PROBLEM DESCRIPTION:
Scan the data below and pick out the lines containing the word "Hayward".

══ SUPPLIED MATERIAL

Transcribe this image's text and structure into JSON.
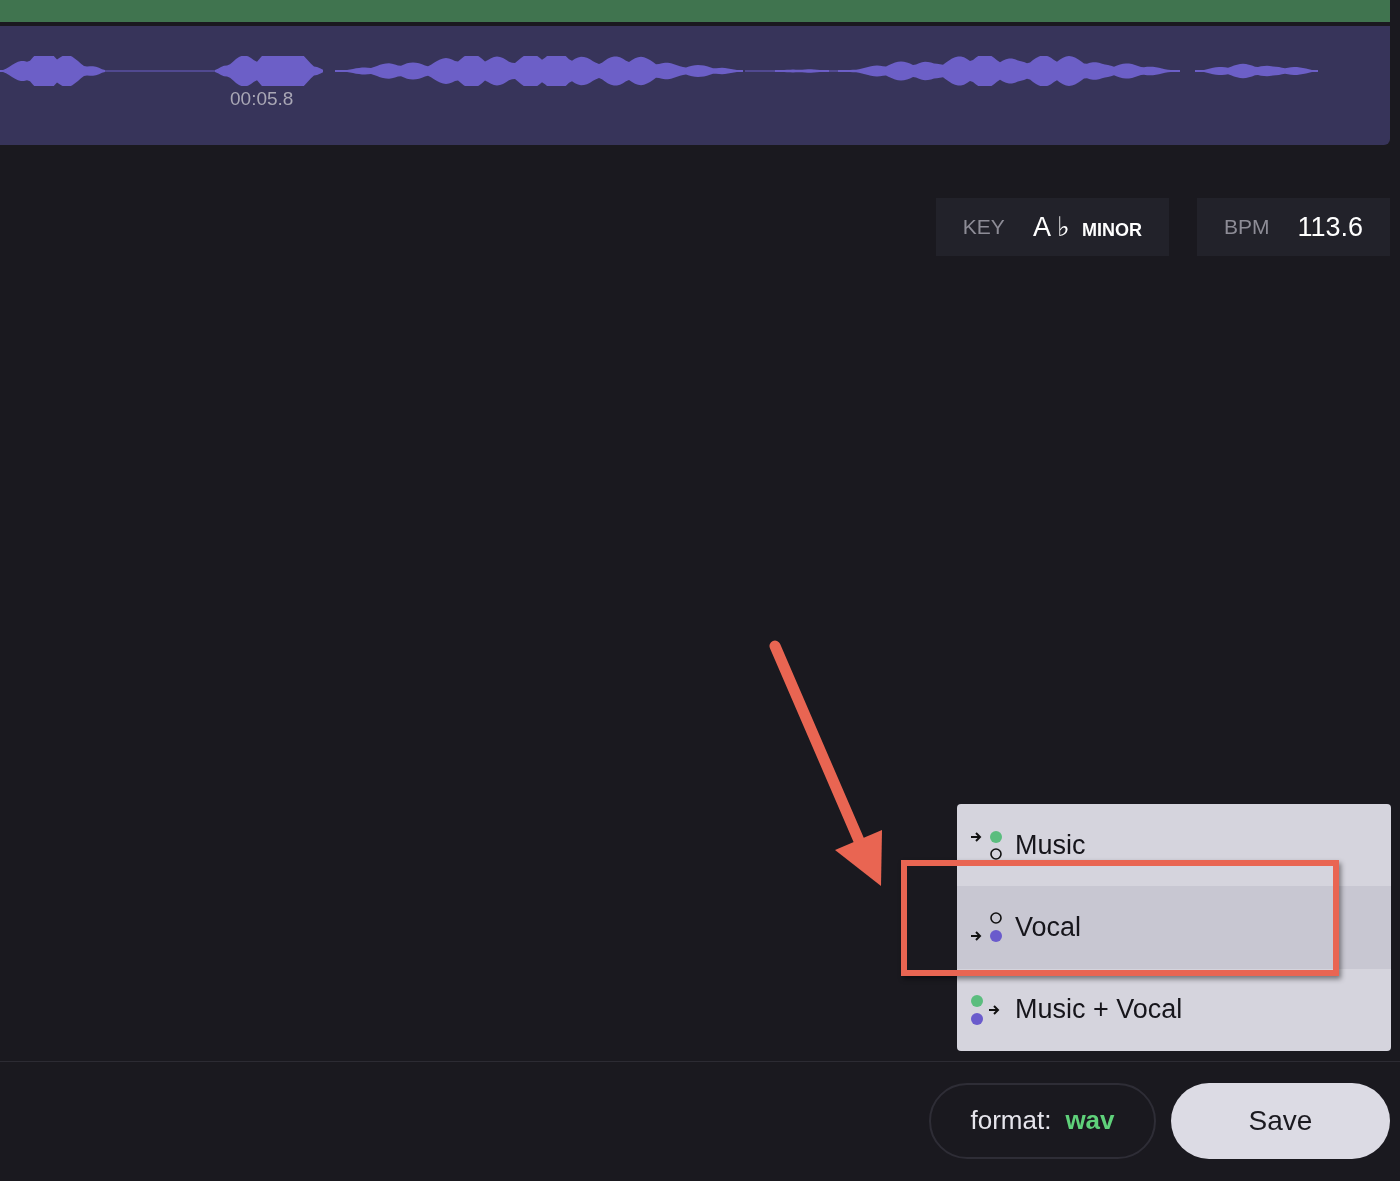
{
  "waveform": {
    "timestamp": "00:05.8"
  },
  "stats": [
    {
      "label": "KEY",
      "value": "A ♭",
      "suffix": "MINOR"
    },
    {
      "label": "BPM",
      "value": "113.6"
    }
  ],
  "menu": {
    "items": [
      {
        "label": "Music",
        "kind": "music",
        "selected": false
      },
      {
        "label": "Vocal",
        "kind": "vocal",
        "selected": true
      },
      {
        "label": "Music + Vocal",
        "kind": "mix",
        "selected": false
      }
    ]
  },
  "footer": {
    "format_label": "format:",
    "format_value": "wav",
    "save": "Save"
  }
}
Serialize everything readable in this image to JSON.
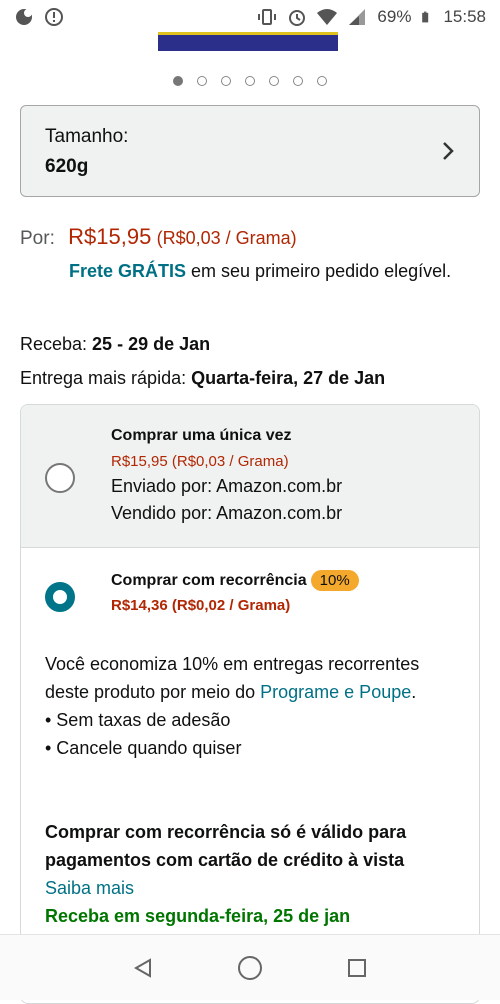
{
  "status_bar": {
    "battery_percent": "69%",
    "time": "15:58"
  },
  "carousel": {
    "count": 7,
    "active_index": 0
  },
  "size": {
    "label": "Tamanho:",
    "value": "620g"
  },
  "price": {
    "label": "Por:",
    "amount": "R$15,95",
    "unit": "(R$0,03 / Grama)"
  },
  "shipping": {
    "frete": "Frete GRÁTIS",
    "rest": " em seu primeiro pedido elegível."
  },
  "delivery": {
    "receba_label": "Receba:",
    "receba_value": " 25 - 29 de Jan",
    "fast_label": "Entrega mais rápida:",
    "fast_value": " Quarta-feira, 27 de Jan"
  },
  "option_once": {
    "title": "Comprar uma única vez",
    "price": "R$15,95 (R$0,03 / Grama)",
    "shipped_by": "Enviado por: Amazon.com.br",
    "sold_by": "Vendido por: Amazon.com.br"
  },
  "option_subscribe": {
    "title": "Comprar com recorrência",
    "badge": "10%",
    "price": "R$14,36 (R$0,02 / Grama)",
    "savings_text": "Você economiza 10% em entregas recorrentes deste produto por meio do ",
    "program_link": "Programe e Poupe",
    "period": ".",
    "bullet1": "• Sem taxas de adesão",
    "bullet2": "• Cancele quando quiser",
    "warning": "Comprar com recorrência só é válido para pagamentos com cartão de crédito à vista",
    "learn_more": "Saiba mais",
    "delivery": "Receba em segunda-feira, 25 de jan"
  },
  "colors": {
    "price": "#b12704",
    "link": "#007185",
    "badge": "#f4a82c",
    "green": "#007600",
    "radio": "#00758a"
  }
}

════
══ SUPPLIED MATERIAL

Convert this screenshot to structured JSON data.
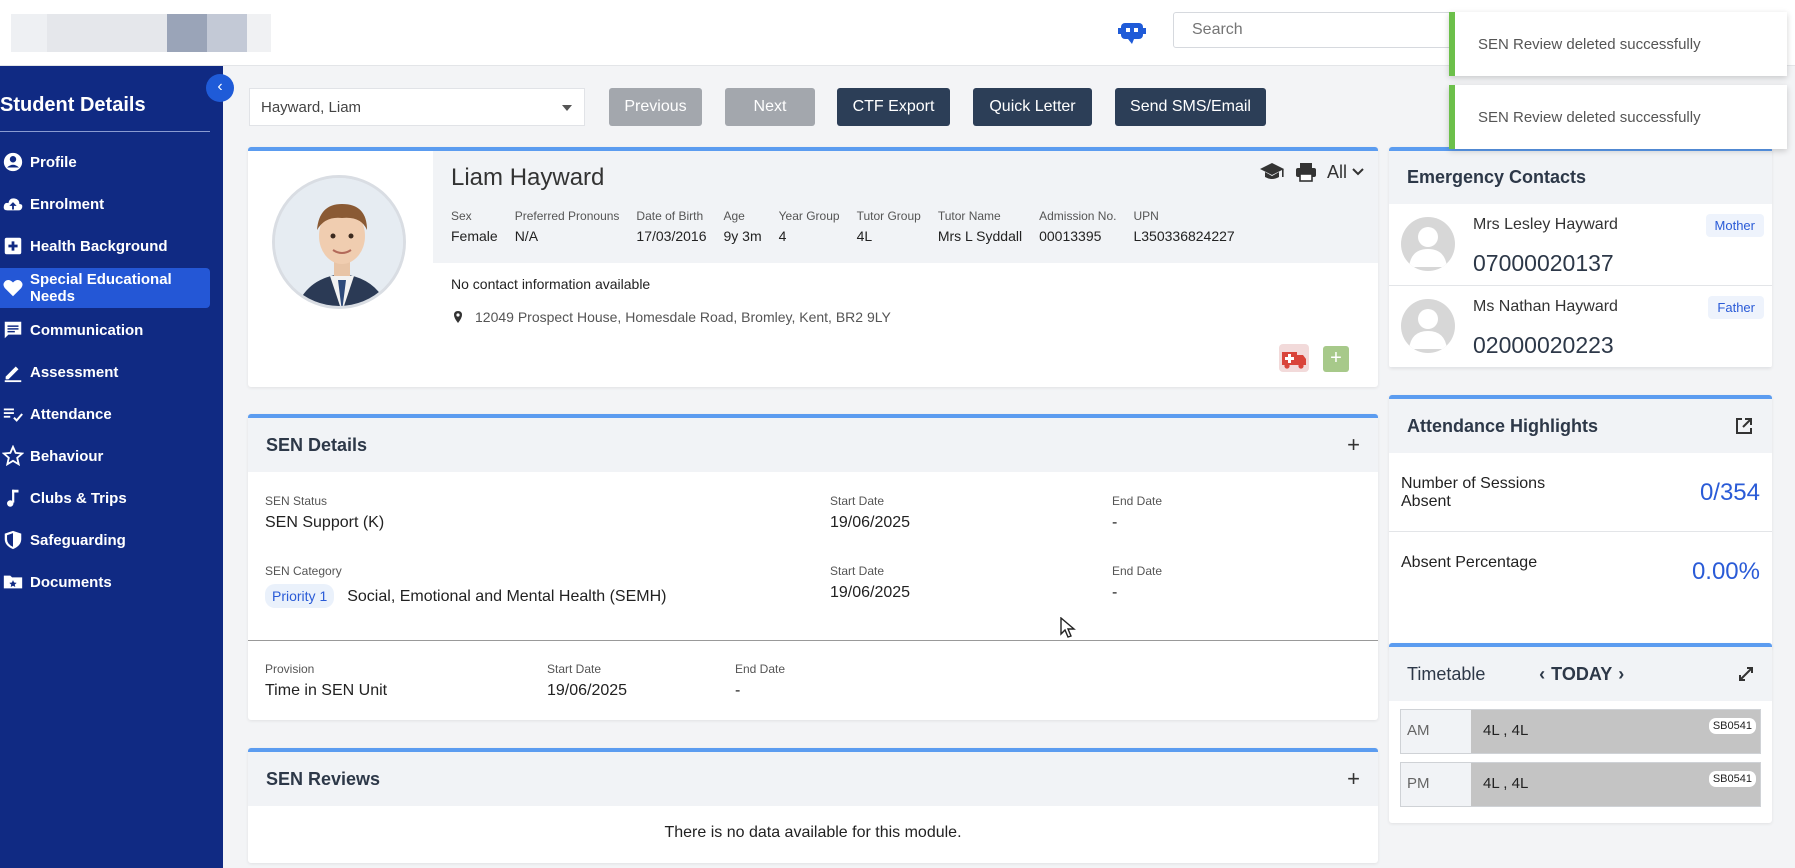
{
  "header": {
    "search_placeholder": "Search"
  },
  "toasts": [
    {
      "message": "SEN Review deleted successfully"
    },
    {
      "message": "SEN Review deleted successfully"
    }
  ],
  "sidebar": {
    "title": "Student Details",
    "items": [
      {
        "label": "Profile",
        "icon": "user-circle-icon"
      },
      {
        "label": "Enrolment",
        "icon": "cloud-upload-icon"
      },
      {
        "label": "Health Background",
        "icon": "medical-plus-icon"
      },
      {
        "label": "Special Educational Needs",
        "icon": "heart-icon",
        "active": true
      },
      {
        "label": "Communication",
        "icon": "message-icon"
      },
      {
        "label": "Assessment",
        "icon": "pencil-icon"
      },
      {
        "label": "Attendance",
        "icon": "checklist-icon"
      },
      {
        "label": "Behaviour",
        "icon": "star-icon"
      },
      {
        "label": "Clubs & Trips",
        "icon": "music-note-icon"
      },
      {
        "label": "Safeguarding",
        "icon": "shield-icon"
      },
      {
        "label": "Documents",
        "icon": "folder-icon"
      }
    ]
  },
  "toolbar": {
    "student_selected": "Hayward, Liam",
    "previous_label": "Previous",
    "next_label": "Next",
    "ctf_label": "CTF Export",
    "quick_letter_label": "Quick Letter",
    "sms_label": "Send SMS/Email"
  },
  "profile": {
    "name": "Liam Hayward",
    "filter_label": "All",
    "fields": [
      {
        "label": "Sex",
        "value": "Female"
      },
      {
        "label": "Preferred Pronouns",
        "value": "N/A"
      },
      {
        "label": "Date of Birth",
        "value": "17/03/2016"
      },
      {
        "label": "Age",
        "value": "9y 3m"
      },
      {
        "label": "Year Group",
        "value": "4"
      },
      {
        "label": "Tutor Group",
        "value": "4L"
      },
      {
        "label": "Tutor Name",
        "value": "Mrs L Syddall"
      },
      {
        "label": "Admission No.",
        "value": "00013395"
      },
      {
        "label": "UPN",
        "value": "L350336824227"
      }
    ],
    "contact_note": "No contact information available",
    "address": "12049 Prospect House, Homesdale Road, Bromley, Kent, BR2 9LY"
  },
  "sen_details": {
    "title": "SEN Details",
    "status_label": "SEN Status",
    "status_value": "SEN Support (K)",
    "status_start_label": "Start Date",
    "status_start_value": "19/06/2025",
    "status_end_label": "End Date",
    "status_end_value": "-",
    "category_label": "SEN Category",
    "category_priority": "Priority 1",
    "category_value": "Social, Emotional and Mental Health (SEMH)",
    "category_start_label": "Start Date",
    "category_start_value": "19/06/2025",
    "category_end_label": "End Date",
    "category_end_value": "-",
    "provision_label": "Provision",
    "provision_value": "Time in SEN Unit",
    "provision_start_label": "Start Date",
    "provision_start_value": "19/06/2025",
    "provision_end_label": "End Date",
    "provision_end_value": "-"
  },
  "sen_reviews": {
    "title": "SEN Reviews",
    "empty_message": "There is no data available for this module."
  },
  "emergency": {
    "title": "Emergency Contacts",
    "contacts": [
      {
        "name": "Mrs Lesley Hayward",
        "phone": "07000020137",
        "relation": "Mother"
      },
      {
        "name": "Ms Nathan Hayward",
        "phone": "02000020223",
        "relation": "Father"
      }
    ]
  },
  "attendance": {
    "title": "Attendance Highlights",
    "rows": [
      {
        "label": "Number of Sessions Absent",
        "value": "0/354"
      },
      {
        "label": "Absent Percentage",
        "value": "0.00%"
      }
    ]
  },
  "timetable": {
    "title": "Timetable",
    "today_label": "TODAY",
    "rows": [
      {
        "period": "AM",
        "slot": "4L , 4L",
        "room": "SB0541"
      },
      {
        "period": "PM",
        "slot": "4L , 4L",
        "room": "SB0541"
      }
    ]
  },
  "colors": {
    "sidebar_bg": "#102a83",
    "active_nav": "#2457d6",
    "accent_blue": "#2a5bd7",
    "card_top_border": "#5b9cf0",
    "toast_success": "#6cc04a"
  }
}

════

EXERCISE OUTPUT:
    "student_selected": "Hayward, Liam",
    "name": "Liam Hayward",
        "name": "Mrs Lesley Hayward",
        "name": "Ms Nathan Hayward",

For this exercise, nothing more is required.